*** Data supplied

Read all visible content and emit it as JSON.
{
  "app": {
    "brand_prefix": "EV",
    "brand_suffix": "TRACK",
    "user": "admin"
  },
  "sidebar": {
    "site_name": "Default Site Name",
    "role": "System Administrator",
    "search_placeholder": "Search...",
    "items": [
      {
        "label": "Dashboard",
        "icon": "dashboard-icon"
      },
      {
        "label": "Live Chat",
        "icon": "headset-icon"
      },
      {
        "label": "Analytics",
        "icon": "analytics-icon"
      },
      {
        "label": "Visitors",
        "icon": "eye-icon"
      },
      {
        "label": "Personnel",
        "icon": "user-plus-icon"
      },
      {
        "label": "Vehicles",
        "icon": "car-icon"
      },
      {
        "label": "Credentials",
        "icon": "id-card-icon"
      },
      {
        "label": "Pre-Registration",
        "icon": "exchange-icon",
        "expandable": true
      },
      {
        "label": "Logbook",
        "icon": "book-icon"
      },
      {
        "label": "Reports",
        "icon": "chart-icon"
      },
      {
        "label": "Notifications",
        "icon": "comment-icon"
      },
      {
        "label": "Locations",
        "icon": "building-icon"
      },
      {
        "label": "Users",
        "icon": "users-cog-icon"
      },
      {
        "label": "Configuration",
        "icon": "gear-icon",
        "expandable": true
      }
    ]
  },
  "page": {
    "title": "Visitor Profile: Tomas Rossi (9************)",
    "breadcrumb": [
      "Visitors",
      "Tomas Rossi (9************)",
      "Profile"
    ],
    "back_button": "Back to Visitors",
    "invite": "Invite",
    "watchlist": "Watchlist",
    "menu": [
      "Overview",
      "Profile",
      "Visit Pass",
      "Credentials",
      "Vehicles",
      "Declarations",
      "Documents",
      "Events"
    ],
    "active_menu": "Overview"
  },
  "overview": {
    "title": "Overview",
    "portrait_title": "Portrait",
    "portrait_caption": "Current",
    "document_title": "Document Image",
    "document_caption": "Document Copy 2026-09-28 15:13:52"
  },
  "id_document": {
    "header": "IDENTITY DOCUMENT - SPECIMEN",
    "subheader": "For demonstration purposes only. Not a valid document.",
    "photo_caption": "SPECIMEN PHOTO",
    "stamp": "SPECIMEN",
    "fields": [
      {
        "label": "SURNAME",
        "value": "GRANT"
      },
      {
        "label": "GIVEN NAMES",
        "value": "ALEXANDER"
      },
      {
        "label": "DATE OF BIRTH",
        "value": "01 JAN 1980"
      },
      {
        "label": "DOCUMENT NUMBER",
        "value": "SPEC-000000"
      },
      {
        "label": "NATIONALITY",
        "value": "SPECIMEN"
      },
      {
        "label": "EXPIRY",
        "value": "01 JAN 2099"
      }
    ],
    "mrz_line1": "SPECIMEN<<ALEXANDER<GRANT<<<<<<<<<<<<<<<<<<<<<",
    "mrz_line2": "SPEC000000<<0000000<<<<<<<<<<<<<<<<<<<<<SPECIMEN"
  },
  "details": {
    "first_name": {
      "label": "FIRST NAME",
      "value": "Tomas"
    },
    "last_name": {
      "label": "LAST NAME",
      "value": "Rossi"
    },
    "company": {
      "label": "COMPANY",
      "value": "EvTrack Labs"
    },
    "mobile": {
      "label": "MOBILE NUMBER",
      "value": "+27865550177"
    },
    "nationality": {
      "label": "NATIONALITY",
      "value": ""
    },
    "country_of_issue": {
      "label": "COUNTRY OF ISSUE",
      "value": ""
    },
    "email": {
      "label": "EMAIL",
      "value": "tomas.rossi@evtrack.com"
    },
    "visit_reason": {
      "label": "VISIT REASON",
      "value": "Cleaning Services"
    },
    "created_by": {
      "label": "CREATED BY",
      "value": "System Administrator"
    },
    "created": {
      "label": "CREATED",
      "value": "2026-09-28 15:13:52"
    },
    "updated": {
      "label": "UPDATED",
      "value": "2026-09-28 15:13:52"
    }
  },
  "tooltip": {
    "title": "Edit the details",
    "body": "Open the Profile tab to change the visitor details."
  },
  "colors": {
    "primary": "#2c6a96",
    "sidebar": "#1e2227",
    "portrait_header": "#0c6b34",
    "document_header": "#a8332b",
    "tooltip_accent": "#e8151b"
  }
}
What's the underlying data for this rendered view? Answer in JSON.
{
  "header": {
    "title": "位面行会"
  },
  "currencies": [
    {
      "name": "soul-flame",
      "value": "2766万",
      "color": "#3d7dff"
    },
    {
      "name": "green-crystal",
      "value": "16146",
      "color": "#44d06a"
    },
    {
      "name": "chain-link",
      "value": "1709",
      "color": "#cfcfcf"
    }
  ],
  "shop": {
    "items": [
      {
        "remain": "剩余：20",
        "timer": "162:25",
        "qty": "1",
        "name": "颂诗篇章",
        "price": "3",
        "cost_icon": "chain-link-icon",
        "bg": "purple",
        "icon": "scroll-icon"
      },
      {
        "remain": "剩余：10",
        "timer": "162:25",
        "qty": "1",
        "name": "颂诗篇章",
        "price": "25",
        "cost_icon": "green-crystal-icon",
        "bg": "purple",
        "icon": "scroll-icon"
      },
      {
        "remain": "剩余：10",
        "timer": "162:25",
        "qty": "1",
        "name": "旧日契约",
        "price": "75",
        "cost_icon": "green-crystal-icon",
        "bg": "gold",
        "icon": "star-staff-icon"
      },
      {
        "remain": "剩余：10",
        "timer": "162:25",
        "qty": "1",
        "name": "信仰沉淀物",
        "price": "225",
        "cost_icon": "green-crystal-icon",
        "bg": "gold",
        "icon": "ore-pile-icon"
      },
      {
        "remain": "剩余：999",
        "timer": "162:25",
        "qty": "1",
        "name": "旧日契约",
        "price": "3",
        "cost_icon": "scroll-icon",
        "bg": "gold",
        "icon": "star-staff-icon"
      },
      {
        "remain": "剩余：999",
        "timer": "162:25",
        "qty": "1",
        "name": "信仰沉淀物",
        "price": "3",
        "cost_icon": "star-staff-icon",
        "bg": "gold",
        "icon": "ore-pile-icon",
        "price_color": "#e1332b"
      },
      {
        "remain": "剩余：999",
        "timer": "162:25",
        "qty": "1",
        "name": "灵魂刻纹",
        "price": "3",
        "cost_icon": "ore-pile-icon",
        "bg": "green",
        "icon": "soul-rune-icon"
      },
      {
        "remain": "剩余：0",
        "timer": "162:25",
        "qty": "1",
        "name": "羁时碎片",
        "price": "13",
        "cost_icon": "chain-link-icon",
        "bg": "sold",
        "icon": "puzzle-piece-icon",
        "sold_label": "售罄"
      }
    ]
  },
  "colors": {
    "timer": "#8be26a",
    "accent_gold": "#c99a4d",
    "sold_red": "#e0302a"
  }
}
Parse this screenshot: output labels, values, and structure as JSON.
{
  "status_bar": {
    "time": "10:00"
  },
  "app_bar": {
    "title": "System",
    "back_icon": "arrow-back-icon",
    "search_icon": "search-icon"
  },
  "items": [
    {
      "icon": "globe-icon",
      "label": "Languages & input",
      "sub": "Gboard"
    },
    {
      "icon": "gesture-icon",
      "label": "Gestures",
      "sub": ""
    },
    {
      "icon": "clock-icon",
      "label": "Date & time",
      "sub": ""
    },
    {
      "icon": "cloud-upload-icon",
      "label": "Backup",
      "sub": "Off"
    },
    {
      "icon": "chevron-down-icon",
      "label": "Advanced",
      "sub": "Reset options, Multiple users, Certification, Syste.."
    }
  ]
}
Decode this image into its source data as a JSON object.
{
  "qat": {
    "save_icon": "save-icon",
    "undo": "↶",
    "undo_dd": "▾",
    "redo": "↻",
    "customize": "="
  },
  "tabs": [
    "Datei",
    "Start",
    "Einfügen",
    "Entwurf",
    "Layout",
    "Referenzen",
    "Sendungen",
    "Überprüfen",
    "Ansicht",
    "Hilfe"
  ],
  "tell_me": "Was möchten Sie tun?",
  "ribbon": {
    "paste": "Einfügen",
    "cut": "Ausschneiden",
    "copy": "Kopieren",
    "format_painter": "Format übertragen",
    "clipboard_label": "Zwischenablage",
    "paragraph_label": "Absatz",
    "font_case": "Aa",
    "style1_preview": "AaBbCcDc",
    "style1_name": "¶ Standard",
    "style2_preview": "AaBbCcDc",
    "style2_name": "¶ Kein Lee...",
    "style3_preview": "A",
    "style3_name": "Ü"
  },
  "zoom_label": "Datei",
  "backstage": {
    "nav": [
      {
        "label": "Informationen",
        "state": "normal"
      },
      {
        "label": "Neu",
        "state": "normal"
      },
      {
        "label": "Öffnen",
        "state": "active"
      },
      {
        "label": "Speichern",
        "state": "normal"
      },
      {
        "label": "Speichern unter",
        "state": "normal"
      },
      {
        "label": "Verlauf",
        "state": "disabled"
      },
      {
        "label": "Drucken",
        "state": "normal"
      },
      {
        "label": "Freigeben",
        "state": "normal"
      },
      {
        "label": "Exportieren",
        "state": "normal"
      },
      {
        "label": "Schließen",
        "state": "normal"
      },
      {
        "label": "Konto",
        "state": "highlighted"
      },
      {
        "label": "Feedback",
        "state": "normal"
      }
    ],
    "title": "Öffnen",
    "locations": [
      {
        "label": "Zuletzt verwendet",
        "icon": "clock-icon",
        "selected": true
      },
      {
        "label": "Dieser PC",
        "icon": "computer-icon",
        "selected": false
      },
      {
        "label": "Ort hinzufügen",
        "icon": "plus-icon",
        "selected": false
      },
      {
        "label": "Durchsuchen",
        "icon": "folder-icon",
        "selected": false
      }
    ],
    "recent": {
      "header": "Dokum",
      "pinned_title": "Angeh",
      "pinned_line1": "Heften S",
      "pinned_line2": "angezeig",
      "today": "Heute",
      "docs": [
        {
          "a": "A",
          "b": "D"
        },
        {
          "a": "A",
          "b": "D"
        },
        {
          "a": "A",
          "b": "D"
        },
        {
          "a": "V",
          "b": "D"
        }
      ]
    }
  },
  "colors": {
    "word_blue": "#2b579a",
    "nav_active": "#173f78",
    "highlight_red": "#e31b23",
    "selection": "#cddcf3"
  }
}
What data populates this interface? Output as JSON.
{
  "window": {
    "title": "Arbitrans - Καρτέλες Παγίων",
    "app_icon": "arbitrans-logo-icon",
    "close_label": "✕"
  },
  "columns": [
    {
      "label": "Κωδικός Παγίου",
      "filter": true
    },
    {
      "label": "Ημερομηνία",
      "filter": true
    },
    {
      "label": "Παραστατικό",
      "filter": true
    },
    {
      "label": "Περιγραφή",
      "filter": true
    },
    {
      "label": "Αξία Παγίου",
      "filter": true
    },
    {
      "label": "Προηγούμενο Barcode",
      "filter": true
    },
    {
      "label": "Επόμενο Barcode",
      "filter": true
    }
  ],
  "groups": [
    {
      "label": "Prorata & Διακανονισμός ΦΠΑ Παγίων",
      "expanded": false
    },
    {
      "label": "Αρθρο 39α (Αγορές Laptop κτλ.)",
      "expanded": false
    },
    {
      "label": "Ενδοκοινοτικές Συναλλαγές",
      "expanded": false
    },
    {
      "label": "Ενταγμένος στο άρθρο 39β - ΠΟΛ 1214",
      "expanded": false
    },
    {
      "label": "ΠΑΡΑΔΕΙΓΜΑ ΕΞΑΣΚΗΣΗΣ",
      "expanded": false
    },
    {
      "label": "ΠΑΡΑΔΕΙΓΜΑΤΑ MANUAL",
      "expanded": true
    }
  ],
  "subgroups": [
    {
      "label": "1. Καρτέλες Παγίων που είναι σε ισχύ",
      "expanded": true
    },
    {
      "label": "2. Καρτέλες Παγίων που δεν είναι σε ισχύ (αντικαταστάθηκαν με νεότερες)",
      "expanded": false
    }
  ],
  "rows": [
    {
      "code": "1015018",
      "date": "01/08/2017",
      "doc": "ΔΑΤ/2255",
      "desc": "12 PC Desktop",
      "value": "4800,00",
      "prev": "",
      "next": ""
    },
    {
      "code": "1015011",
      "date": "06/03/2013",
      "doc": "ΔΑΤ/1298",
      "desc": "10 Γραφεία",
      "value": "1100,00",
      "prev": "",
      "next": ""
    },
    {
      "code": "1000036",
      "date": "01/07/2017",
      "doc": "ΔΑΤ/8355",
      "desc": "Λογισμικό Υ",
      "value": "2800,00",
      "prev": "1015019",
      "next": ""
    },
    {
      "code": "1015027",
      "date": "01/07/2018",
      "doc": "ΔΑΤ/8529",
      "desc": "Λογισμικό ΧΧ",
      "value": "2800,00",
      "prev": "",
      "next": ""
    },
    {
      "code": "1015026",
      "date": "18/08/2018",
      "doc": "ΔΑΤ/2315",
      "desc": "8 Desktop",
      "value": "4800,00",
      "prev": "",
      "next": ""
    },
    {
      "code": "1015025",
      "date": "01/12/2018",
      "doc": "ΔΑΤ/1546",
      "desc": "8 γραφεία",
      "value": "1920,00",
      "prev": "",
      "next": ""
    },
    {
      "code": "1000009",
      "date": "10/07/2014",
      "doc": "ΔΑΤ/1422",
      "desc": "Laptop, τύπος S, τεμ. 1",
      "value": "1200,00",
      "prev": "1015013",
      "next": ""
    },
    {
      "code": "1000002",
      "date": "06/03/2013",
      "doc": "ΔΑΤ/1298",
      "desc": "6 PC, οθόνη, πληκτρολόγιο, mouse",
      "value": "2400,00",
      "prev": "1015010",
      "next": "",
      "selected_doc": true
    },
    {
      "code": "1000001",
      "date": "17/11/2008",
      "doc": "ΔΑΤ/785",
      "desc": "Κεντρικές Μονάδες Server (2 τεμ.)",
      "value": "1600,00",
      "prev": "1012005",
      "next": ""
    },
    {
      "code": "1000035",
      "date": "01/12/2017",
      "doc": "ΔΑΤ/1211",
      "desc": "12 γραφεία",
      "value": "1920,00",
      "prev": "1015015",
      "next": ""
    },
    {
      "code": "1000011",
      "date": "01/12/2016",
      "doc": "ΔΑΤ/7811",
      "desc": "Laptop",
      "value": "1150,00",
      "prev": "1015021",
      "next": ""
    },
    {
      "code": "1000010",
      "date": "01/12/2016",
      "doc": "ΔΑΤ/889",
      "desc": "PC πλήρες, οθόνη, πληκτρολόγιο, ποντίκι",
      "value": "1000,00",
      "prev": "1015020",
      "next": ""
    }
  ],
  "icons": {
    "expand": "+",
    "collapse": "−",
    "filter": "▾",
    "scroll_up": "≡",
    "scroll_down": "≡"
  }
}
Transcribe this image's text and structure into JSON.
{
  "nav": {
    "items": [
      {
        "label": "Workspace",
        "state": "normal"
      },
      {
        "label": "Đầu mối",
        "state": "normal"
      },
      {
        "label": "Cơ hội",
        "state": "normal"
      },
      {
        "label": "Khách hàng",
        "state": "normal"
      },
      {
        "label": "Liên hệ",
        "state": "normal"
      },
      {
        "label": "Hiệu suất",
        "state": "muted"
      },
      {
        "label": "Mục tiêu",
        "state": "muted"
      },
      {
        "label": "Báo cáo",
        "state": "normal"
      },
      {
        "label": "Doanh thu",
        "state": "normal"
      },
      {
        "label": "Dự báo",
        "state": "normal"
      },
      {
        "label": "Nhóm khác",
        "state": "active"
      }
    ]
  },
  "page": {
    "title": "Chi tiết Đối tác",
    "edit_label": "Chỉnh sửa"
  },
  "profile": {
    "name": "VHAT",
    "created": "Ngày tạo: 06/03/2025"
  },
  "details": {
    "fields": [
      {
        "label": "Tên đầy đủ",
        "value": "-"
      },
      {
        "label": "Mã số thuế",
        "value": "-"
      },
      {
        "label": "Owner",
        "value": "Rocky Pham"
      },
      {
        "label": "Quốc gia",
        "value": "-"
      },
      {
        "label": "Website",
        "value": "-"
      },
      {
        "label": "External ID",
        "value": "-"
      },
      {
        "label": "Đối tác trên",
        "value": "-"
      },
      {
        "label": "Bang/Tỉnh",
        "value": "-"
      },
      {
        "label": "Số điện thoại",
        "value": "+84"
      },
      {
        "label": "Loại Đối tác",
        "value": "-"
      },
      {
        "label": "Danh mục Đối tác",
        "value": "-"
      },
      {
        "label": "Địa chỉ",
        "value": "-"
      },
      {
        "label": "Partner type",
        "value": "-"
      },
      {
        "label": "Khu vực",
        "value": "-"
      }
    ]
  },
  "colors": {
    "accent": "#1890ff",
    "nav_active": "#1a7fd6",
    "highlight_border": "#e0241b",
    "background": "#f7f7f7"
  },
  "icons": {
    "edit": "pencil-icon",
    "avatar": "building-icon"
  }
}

******

What the task requires: Where a line in the entries holds "Barcode", copy that line.

Task result:
      "label": "Προηγούμενο Barcode",
      "label": "Επόμενο Barcode",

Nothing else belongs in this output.